● **INSTRUCCIONES**
1. Según la reseña sobre El Asesino Anda Suelto, ¿en qué año decidió Boetticher pasarse al género policíaco negro?
2. Transcribe de la reseña el fragmento que empieza con las palabras que contienen "Joseph Cotten y" y termina con "la proyección .".

● **TEXTO PROPUESTO**
□ □ □ □
El Asesino Anda Suelto: bagatela de perra gorda en los cincuenta

Budd Boetticher fue, en los años cincuenta, un especialista en rodar western de bajo presupuesto, para los que contó varias veces con su actor fetiche, el veterano y acartonado Randolph Scott, un imitador de John Wayne pero sin llegar al carisma del vaquero de Ford. En 1956, Boetticher decidió cambiar de registro y meterse en el género policíaco negro con un torpe y olvidable thriller llamado El Asesino Anda Suelto (The Killer is Loose). La verdad es que, se mire como se mire, no he podido sacar nada de masa cinematográfica a este film, cuya virtud más destacable es tener un título llamativo que oculta infinidad de lagunas narrativas y no responde, ni de lejos, a lo que uno esperaba de un drama policíaco donde suelen entrar en juego personalidades conflictivas, sociópatas peligrosos o mujeres  desesperadas.  Se nota que el artesano Boetticher no estaba en su medio natural y la cinta naufraga por todas partes. La historia da la sensación de ser más teatral (en origen era así) que cinematográfica, resultando una película sorprendentemente mala, a pesar de que la historia prometía una trama más que interesante. Pero desde el primer momento las cosas no funcionan y el trazado argumental no puede ser más previsible. La película está aquejada de una alarmante falta talento en la dirección, no vislumbrándose, tampoco, realismo compositivo alguno en los actores. 

Joseph Cotten y Rhonda Fleming

Había material, creo yo, para hacer algo más que un producto de un acabado fílmico tan pobretón y que de alguna manera trata de reinventar artificiosamente el género “noir”. Pero a este “Asesino” le falta precisamente ese componente reflexivo y pesimista de los “thrillers” oscuros americanos de la posguerra. Sus elementos sombríos, su irónica acidez, el fuego interior (y exterior) de sus femmes fatales o el inteligente moldeado psicológico de sus personajes más inicuos (gangsters, policías corruptos y otros esmerados rufianes), los cuales dotaban de una inusitada autenticidad aquel oclusivo submundo de impávida sordidez. Aquí, en cambio, Boetticher se las ha ingeniado para ofrecer una paupérrima imitación de aquél cine, tanto es así que a uno le han dado buenas ganas de salir pitando del sofá durante algunos momentos de la proyección .
□ □ □ □
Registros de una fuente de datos
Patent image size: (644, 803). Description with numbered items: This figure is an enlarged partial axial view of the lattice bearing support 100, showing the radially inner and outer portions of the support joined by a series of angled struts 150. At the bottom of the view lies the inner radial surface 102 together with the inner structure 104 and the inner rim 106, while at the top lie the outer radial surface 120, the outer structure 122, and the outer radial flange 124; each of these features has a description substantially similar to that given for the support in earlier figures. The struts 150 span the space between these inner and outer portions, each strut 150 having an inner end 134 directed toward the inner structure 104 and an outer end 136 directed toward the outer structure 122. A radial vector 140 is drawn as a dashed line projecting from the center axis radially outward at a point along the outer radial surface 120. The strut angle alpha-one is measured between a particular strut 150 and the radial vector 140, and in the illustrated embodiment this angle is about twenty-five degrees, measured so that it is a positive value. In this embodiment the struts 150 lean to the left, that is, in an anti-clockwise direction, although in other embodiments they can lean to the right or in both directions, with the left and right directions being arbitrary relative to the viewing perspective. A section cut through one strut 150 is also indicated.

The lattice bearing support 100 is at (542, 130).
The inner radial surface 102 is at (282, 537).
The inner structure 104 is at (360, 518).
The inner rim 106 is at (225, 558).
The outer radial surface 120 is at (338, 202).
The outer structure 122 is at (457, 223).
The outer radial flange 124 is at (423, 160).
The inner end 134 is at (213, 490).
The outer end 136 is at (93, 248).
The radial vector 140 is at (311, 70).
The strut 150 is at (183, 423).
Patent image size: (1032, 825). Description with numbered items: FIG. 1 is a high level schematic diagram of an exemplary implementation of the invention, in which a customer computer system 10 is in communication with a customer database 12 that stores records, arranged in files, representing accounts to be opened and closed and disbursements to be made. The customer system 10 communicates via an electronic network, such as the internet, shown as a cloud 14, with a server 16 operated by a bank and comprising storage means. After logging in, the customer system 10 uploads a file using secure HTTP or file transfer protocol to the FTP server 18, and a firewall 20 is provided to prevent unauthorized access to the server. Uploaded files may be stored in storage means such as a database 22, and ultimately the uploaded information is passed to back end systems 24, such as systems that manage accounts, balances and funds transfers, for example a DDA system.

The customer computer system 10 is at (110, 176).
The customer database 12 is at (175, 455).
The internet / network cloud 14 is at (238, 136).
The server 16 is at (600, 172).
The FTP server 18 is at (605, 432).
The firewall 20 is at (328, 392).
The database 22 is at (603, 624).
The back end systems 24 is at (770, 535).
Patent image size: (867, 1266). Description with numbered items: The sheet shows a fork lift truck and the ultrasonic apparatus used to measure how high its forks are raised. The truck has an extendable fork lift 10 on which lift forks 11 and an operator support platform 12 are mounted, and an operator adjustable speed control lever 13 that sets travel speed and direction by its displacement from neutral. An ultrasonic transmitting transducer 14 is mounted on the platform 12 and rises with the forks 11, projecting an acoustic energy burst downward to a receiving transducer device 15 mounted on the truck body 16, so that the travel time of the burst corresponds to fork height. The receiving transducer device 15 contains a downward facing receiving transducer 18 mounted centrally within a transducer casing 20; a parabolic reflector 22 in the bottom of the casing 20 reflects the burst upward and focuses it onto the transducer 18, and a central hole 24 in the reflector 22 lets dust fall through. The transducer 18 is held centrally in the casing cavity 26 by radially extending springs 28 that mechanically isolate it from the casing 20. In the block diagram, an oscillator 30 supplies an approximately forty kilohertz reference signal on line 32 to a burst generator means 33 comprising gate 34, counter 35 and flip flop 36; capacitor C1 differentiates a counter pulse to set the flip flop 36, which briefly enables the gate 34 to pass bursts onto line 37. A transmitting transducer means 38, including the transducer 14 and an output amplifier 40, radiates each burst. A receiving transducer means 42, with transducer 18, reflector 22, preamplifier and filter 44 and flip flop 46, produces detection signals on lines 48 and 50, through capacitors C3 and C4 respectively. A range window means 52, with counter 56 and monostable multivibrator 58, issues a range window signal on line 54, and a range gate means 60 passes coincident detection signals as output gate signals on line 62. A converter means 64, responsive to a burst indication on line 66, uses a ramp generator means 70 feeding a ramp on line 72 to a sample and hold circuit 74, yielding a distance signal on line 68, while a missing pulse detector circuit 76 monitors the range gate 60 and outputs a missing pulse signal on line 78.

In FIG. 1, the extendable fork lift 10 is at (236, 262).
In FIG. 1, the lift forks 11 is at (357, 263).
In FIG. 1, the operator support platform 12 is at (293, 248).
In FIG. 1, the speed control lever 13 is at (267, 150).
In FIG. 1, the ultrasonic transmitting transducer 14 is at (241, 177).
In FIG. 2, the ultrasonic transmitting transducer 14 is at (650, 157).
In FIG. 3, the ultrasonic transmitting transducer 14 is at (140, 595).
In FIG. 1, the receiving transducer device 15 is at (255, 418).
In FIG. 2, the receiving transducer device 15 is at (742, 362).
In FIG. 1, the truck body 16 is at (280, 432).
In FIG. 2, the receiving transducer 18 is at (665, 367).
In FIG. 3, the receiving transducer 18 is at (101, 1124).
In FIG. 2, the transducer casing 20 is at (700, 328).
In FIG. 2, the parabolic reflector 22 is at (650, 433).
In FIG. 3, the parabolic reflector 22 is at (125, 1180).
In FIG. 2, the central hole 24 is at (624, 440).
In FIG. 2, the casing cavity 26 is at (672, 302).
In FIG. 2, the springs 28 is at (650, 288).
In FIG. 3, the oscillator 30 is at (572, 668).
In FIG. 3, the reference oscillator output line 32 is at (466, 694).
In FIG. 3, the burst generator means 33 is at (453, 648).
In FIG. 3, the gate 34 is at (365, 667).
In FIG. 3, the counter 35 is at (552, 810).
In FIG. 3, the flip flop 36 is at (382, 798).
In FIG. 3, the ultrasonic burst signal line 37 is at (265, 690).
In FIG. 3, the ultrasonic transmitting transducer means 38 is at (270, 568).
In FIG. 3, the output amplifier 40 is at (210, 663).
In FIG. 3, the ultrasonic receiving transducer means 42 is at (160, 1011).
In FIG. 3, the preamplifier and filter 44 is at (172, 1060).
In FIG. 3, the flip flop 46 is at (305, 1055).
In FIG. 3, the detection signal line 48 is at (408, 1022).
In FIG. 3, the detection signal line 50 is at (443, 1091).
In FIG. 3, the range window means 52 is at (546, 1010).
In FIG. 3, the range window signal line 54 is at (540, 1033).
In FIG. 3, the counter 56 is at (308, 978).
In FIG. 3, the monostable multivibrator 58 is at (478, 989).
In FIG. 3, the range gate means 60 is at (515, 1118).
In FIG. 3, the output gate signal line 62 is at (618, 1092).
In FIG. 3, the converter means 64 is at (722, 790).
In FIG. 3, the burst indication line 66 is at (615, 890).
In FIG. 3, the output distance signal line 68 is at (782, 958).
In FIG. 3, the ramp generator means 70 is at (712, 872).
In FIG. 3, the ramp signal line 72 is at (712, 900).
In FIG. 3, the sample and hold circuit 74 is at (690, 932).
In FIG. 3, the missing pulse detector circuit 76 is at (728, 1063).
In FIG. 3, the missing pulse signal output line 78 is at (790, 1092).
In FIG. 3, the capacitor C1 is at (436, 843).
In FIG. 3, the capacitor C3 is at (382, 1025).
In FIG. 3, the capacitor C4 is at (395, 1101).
□ □ □ □
● **SOLUCIONES POR TAREA**
1. En 1956.

2.
Joseph Cotten y Rhonda Fleming

Había material, creo yo, para hacer algo más que un producto de un acabado fílmico tan pobretón y que de alguna manera trata de reinventar artificiosamente el género “noir”. Pero a este “Asesino” le falta precisamente ese componente reflexivo y pesimista de los “thrillers” oscuros americanos de la posguerra. Sus elementos sombríos, su irónica acidez, el fuego interior (y exterior) de sus femmes fatales o el inteligente moldeado psicológico de sus personajes más inicuos (gangsters, policías corruptos y otros esmerados rufianes), los cuales dotaban de una inusitada autenticidad aquel oclusivo submundo de impávida sordidez. Aquí, en cambio, Boetticher se las ha ingeniado para ofrecer una paupérrima imitación de aquél cine, tanto es así que a uno le han dado buenas ganas de salir pitando del sofá durante algunos momentos de la proyección .